Lift out each line of the data that holds "xlabel".
====== Provided records
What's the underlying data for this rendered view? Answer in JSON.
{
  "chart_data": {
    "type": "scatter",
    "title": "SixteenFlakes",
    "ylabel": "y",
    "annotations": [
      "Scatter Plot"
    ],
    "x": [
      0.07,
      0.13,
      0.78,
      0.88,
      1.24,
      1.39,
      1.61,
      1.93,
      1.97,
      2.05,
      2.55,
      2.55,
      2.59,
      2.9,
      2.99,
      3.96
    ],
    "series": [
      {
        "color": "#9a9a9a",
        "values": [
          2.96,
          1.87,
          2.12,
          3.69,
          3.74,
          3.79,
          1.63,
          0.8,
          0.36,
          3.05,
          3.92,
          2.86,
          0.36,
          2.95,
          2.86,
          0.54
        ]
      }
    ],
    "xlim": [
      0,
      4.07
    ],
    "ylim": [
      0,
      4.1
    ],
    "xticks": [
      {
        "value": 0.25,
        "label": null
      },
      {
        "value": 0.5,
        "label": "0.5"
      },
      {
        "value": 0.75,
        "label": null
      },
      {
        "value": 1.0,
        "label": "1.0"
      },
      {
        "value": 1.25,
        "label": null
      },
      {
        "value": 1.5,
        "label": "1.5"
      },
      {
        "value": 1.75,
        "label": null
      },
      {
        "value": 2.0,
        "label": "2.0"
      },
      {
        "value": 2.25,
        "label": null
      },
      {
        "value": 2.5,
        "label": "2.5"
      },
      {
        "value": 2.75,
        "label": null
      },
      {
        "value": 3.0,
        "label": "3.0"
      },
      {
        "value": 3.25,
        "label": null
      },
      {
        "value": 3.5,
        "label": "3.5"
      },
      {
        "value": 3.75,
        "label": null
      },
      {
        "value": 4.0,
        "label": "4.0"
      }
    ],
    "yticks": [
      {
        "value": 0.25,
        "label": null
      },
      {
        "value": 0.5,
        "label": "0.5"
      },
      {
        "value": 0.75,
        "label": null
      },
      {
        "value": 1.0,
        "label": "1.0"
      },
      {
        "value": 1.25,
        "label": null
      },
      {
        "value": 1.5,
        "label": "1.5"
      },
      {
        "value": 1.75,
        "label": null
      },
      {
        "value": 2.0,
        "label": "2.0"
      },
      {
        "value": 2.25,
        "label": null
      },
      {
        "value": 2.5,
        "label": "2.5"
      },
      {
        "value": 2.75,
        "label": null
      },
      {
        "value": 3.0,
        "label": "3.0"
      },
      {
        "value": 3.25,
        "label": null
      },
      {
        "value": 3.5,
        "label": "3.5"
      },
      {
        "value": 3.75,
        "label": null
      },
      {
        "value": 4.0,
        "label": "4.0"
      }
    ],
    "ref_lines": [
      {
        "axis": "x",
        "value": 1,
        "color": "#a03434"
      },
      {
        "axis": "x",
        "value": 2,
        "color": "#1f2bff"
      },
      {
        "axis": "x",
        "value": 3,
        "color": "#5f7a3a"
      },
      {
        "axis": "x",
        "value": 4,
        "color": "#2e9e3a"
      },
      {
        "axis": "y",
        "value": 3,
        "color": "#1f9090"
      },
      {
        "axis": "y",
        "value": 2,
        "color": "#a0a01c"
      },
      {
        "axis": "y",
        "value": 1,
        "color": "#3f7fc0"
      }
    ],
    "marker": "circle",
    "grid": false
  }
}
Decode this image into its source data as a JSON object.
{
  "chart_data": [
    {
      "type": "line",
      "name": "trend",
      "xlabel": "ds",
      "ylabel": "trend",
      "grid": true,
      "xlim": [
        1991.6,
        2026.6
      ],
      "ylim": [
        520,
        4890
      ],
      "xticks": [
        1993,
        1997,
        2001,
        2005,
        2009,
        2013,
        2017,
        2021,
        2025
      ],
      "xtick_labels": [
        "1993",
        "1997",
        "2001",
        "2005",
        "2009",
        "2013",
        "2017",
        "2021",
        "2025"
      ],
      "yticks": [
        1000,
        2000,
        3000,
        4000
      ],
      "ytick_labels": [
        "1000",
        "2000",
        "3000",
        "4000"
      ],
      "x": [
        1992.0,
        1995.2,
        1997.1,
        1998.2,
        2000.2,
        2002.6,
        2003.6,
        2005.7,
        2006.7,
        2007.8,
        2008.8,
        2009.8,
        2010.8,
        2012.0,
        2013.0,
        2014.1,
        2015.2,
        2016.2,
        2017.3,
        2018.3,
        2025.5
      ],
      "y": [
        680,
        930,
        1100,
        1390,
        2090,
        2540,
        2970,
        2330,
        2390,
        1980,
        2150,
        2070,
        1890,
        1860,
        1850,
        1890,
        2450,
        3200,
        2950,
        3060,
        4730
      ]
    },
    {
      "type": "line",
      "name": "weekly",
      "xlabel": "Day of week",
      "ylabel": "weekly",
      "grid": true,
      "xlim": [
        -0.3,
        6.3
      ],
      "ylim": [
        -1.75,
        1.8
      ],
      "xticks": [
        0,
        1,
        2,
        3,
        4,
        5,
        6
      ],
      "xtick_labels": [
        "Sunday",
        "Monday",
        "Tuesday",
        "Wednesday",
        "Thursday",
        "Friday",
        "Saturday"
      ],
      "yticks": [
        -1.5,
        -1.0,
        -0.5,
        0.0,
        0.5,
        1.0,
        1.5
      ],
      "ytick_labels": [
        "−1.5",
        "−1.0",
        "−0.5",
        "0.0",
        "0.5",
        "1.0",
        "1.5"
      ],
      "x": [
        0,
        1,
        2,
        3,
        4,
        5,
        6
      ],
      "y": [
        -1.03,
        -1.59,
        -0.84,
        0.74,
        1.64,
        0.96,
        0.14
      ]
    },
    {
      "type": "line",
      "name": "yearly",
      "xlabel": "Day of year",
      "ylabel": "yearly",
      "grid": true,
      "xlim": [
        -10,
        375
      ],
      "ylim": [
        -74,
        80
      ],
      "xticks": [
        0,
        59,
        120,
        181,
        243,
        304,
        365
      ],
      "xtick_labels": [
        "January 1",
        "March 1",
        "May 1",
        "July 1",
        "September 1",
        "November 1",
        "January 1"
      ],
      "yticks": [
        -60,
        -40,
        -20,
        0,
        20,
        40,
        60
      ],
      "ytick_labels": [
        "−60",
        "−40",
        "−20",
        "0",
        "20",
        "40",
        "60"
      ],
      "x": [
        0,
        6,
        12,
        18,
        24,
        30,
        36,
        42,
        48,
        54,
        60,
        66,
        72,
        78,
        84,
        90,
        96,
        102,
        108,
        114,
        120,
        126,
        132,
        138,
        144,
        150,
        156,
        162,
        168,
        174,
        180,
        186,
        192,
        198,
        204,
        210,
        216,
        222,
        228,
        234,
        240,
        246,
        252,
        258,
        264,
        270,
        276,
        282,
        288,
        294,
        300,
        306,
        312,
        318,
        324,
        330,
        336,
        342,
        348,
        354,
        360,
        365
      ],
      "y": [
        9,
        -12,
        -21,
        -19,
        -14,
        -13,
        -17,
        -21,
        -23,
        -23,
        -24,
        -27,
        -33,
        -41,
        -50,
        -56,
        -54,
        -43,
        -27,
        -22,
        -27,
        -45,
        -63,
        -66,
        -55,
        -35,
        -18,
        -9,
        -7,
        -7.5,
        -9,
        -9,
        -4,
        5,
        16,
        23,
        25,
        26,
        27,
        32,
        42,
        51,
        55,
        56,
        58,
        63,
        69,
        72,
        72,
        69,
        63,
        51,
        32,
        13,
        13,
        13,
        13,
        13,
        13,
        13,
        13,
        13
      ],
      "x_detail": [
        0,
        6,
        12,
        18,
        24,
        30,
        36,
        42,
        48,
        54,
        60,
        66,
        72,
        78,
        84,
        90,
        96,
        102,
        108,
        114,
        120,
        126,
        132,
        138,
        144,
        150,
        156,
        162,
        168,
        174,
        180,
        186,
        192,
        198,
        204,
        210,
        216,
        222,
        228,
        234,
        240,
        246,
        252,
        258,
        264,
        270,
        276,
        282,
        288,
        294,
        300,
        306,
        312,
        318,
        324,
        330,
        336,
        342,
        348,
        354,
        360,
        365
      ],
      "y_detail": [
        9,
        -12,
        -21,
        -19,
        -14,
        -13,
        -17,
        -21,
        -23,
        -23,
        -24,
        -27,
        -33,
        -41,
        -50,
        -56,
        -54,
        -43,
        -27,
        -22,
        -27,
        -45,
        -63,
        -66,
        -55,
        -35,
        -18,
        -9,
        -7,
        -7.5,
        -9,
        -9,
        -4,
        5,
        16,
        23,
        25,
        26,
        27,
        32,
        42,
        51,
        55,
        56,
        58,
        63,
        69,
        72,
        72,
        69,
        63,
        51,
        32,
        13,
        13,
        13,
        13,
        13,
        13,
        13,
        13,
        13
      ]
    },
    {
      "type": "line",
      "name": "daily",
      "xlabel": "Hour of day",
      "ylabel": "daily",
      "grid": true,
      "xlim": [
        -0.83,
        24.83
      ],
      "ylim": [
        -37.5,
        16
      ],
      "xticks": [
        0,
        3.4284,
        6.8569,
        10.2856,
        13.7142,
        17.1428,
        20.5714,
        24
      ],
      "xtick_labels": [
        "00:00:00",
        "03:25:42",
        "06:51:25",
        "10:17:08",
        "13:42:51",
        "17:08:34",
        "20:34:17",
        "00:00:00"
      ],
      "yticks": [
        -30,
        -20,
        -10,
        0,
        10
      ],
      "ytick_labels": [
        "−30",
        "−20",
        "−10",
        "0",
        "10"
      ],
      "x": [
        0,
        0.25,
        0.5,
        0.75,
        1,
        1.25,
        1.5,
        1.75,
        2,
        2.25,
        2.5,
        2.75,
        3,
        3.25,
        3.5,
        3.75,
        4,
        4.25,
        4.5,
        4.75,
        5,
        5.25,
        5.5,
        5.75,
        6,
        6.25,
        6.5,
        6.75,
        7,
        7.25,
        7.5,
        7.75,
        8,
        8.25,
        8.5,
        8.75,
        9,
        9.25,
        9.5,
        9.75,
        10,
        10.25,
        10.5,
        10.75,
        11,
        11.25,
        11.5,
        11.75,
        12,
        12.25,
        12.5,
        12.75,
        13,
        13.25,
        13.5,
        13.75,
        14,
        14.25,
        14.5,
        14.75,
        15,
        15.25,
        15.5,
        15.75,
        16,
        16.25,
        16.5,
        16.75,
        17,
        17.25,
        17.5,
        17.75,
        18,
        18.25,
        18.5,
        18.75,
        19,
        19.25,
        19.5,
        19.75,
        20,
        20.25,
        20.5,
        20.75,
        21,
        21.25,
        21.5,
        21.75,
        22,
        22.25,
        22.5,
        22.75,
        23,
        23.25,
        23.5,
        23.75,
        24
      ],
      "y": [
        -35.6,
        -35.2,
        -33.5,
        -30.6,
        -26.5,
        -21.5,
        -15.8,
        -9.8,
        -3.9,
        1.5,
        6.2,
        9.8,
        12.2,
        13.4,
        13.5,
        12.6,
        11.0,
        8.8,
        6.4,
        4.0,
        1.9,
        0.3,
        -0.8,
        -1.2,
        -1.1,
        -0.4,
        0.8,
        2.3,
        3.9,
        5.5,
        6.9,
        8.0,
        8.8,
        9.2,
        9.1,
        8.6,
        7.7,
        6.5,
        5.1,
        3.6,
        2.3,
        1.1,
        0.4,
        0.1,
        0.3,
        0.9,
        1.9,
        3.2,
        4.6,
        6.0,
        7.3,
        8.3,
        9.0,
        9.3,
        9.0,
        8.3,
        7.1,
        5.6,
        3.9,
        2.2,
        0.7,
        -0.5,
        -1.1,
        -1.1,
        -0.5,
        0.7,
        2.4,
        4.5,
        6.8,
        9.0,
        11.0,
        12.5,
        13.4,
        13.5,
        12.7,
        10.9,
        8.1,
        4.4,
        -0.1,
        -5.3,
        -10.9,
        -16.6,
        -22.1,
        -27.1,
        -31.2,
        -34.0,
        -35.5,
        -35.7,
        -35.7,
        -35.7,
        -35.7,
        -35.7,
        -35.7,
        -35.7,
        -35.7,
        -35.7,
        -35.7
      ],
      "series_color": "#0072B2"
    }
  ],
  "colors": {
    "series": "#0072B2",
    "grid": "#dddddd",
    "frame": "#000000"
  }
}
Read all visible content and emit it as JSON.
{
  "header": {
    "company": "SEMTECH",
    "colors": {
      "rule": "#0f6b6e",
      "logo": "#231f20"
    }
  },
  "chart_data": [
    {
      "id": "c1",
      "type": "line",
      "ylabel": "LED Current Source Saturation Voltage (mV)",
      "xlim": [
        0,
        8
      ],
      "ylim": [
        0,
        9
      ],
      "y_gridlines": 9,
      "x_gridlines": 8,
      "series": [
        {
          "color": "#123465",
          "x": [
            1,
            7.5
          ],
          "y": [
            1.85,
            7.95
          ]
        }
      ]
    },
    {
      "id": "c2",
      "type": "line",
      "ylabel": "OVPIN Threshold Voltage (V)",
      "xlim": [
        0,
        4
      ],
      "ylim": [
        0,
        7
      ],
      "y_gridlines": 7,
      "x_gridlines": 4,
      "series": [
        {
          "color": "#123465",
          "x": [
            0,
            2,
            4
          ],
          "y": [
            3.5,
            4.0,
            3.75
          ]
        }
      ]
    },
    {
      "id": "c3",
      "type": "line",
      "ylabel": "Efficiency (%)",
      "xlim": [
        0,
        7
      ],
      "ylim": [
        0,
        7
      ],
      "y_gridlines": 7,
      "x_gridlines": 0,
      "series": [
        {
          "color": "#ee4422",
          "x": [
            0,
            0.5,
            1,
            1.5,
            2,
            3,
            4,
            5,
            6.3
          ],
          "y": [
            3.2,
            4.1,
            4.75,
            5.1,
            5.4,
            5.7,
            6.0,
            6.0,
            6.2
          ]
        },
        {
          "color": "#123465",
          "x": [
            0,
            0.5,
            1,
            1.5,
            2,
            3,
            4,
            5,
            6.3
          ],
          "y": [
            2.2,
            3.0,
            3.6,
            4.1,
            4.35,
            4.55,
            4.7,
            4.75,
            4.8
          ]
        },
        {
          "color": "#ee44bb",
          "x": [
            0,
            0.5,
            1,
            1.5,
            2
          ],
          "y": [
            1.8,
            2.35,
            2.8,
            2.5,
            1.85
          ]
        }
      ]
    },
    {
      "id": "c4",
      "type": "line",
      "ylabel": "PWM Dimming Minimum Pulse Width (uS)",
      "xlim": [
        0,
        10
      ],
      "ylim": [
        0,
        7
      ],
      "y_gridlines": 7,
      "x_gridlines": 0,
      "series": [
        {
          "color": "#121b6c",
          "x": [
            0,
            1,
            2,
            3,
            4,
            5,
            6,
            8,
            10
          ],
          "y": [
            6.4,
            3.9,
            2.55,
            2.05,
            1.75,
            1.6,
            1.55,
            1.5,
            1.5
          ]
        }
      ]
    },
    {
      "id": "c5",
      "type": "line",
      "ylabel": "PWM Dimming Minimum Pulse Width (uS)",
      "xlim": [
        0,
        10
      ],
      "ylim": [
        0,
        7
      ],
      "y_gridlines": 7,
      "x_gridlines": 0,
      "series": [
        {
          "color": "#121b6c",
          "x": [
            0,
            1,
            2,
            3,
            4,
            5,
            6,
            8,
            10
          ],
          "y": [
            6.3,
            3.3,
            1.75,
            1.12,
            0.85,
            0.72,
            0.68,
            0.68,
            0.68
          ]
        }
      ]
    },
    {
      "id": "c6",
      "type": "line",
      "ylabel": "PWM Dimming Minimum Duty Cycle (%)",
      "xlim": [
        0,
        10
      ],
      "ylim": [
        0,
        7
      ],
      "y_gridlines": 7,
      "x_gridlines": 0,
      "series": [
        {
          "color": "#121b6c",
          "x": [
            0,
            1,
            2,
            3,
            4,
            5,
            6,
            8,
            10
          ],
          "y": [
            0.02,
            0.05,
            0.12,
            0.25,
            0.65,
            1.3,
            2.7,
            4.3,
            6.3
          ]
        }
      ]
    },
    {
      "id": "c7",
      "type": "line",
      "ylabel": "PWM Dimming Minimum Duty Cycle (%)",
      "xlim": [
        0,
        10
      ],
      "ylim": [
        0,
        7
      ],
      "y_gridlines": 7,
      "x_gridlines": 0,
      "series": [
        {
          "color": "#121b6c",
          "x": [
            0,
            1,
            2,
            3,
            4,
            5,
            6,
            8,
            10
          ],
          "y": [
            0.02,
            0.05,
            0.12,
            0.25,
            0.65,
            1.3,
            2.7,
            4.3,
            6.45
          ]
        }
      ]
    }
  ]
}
============
## Result of the task
      "xlabel": "ds",
      "xlabel": "Day of week",
      "xlabel": "Day of year",
      "xlabel": "Hour of day",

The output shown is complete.